WHAT THIS TASK INVOLVES >> Scan the material below for the string "fictional", and copy every line where it shows up.

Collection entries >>

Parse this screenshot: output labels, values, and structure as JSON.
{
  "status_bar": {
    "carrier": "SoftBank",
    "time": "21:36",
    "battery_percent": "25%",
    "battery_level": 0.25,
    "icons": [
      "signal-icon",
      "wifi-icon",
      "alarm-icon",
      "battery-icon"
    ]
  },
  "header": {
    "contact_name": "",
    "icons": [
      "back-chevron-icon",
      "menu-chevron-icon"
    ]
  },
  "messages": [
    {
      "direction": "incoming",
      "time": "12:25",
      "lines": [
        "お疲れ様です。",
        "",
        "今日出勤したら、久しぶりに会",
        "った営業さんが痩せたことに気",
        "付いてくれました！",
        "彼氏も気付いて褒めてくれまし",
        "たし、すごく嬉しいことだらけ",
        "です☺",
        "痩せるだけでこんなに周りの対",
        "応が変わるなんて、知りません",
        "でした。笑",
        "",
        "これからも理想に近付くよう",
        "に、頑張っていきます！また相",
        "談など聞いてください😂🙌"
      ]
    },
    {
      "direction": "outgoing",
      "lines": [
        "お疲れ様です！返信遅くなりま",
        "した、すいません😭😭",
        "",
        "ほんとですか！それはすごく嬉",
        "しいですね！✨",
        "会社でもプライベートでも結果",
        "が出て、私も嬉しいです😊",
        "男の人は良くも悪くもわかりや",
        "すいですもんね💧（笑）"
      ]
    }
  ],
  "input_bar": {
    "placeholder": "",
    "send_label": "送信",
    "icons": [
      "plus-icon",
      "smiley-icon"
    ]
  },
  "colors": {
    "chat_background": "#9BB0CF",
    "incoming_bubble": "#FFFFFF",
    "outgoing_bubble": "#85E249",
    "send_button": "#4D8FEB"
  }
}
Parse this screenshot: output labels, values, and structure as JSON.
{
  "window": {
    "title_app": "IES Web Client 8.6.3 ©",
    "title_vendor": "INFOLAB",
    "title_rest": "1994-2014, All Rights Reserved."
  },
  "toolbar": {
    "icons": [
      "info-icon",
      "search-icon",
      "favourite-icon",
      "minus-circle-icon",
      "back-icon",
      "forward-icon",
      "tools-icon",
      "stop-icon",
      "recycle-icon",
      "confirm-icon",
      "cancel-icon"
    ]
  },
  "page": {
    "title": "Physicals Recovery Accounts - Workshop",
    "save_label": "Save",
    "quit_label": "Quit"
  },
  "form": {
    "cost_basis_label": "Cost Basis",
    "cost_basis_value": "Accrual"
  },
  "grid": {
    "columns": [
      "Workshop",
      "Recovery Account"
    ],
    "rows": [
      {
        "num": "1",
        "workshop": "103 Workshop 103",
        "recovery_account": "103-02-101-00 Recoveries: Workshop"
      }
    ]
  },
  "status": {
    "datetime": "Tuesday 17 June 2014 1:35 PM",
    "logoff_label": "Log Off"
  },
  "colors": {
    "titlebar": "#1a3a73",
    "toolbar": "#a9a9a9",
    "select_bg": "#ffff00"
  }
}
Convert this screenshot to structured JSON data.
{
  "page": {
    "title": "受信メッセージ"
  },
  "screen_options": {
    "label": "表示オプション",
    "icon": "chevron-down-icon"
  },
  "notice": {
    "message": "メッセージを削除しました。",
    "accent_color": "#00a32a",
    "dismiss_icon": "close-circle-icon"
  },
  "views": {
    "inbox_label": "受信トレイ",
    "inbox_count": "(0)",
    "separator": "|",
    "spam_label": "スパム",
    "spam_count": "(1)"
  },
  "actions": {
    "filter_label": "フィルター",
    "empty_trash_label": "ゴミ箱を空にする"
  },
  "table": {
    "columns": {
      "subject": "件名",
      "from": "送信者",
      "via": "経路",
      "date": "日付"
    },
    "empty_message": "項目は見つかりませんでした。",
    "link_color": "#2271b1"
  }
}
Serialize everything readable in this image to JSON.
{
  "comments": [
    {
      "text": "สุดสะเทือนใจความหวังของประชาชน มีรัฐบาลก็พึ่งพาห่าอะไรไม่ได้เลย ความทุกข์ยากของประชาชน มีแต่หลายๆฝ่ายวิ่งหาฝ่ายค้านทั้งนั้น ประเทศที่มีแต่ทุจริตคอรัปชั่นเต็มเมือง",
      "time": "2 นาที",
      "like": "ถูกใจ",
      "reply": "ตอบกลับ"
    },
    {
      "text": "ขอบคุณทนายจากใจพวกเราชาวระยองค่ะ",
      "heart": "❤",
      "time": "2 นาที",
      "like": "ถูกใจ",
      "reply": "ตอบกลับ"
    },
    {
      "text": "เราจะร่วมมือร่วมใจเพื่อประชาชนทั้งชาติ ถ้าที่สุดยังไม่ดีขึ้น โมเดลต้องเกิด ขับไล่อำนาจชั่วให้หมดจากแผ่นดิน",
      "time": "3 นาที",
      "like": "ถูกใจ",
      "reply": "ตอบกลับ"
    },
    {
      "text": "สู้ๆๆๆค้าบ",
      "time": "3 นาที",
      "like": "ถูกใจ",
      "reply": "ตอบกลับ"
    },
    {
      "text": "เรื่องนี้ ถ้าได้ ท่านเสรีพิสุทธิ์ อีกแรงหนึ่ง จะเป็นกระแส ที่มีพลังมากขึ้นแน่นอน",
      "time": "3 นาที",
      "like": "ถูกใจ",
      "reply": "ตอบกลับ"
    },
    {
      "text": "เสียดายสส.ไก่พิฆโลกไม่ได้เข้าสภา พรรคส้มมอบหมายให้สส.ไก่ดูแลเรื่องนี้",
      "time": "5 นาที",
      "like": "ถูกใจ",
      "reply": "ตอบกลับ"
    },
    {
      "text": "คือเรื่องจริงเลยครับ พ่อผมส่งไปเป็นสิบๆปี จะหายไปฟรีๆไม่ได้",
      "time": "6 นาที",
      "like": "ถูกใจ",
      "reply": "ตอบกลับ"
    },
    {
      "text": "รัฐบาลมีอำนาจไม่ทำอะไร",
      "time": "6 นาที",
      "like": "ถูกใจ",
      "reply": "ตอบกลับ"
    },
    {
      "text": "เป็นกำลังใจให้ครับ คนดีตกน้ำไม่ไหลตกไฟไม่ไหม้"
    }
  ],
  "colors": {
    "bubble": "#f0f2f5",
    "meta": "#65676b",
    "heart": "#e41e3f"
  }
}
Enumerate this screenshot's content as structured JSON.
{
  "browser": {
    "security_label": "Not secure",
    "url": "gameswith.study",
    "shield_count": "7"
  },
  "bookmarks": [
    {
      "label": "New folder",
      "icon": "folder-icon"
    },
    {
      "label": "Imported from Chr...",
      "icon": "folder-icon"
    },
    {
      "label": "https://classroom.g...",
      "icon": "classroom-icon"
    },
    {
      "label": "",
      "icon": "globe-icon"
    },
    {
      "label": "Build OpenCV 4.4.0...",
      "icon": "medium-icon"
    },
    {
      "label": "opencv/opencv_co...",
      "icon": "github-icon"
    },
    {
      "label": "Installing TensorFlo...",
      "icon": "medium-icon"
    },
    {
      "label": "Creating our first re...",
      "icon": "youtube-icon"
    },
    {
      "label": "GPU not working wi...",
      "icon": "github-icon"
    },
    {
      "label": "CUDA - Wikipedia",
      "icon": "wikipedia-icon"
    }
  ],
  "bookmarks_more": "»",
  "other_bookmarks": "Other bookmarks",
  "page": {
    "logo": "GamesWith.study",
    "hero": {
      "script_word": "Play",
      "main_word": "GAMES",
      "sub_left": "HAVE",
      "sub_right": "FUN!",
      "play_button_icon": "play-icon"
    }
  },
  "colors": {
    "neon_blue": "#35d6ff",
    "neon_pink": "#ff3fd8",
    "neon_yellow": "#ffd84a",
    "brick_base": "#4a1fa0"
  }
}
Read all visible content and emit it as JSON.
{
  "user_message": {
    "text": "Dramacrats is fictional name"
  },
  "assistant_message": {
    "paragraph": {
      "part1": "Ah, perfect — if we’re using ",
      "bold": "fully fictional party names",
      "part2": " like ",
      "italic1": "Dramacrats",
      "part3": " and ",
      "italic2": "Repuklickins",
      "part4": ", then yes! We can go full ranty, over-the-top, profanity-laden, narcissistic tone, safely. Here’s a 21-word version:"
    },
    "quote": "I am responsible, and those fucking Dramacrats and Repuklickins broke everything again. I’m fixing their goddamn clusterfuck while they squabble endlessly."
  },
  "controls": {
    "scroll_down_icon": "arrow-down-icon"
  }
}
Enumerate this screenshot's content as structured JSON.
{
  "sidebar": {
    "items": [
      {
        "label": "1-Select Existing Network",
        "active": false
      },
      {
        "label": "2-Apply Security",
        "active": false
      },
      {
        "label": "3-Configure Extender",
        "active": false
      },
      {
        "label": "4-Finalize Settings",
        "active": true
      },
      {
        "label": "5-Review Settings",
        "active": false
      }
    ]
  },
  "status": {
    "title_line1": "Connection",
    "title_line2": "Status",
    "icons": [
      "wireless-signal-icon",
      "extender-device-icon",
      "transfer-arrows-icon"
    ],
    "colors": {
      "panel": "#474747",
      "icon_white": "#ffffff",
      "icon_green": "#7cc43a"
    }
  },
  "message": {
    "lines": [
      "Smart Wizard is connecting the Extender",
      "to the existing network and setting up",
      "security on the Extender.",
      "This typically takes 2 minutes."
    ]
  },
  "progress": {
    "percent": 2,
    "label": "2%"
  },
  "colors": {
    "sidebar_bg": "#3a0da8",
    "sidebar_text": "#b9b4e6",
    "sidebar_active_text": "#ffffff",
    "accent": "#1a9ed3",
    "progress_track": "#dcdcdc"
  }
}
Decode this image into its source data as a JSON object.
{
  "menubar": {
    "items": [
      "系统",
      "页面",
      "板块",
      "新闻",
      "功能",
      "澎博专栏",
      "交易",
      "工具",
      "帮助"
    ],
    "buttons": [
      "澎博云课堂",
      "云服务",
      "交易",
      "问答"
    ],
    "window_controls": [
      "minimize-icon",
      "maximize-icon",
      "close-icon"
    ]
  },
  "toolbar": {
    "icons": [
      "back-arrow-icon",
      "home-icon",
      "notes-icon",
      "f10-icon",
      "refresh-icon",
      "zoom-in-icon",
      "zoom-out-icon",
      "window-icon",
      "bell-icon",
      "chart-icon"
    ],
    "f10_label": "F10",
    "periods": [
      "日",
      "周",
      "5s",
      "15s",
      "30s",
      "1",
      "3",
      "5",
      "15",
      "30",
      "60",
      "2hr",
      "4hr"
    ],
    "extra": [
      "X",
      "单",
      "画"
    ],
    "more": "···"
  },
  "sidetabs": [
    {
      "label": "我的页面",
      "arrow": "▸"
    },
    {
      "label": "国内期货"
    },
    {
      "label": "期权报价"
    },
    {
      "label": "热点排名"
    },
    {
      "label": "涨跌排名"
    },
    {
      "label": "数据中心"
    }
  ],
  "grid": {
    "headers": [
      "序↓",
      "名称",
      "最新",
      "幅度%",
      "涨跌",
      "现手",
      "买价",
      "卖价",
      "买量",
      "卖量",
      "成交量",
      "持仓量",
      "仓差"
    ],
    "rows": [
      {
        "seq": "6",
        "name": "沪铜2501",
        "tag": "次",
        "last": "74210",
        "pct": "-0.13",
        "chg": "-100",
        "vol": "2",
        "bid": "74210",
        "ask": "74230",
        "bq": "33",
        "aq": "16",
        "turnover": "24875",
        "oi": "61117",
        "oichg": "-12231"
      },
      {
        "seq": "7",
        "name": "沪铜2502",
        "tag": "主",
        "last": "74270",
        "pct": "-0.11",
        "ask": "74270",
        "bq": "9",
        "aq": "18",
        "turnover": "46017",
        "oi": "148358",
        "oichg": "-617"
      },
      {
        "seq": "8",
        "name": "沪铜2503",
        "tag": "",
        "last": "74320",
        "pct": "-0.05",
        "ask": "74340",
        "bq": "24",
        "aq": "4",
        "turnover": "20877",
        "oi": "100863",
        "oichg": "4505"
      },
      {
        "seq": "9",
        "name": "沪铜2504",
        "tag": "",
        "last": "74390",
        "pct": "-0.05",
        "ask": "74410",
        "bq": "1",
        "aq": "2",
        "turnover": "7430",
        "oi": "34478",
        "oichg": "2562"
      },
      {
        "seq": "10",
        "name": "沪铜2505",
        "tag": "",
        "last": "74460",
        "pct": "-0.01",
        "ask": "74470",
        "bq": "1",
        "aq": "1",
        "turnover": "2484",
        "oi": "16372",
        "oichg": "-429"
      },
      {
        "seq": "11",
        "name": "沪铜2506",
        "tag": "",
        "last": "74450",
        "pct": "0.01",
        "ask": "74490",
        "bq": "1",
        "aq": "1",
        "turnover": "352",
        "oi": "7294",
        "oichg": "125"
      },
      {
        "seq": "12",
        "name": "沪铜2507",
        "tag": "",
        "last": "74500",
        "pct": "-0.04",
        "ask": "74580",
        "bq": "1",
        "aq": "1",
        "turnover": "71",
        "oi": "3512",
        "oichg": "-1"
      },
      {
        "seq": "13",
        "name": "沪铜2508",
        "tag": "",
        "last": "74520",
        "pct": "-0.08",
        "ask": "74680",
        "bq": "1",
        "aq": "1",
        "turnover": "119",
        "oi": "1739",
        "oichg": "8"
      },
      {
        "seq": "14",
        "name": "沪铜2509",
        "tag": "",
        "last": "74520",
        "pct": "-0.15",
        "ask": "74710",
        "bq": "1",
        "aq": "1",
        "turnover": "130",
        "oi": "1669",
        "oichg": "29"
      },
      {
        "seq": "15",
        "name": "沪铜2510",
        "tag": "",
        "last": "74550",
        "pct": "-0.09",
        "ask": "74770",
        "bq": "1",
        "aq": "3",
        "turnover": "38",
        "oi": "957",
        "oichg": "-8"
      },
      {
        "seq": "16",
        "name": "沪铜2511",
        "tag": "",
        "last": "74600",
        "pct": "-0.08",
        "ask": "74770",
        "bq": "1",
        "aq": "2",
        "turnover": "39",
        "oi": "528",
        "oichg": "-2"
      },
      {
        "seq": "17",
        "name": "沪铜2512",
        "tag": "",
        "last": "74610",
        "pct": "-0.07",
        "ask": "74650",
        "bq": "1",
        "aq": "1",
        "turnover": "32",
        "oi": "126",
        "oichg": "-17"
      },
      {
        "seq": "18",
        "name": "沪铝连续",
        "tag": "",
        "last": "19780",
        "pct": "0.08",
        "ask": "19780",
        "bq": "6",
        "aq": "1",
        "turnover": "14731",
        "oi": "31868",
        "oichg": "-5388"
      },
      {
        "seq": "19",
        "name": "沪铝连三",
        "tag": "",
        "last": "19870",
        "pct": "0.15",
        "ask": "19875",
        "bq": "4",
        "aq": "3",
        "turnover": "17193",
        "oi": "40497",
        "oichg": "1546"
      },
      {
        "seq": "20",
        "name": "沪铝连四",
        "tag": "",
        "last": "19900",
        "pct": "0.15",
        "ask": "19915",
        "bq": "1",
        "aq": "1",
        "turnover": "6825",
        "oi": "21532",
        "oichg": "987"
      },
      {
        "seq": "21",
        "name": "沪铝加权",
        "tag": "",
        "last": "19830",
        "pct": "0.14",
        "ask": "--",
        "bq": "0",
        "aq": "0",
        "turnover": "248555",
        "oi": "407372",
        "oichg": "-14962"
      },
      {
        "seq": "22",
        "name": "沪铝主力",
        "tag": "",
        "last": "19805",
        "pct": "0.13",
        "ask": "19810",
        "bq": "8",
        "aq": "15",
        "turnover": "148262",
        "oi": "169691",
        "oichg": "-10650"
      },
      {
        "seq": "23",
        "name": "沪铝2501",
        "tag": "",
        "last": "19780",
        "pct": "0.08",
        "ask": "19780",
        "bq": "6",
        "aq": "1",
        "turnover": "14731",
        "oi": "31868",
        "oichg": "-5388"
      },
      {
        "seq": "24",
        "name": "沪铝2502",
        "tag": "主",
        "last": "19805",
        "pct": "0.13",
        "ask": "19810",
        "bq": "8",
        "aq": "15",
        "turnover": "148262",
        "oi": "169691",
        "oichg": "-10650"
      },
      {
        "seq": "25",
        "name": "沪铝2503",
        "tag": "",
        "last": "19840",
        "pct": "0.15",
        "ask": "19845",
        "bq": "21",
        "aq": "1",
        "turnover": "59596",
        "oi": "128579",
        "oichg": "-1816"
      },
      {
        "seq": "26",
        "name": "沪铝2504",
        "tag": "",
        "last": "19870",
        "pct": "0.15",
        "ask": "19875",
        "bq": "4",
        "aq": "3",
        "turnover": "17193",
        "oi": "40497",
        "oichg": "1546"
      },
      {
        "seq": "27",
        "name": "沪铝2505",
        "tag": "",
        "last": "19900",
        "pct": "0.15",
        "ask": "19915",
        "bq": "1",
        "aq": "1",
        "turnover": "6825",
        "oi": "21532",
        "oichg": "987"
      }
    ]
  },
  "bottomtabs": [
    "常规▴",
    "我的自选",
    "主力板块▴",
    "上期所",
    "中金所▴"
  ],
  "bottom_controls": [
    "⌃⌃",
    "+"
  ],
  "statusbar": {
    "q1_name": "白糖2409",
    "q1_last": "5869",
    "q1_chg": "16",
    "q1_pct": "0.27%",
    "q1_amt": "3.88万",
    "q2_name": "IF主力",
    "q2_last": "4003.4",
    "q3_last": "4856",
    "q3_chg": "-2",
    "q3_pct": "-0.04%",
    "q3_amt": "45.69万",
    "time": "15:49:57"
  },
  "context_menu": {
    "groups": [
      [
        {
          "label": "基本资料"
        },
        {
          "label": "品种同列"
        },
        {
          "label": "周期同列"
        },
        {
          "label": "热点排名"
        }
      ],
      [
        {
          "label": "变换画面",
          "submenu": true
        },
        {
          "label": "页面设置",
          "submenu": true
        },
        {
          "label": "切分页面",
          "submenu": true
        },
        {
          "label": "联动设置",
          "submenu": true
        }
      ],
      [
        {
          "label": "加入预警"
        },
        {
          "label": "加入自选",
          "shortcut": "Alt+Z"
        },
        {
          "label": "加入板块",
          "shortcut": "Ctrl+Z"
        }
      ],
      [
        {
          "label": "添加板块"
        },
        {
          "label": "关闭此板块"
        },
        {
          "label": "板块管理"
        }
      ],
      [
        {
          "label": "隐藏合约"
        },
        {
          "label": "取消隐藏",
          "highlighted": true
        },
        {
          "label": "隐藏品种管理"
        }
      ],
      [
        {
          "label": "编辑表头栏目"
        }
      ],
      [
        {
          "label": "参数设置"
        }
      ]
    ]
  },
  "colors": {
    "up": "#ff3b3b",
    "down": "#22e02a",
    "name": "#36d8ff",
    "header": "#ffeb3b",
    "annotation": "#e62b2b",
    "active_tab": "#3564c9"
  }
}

FULL SOLUTION >>
    "text": "Dramacrats is fictional name"
      "bold": "fully fictional party names",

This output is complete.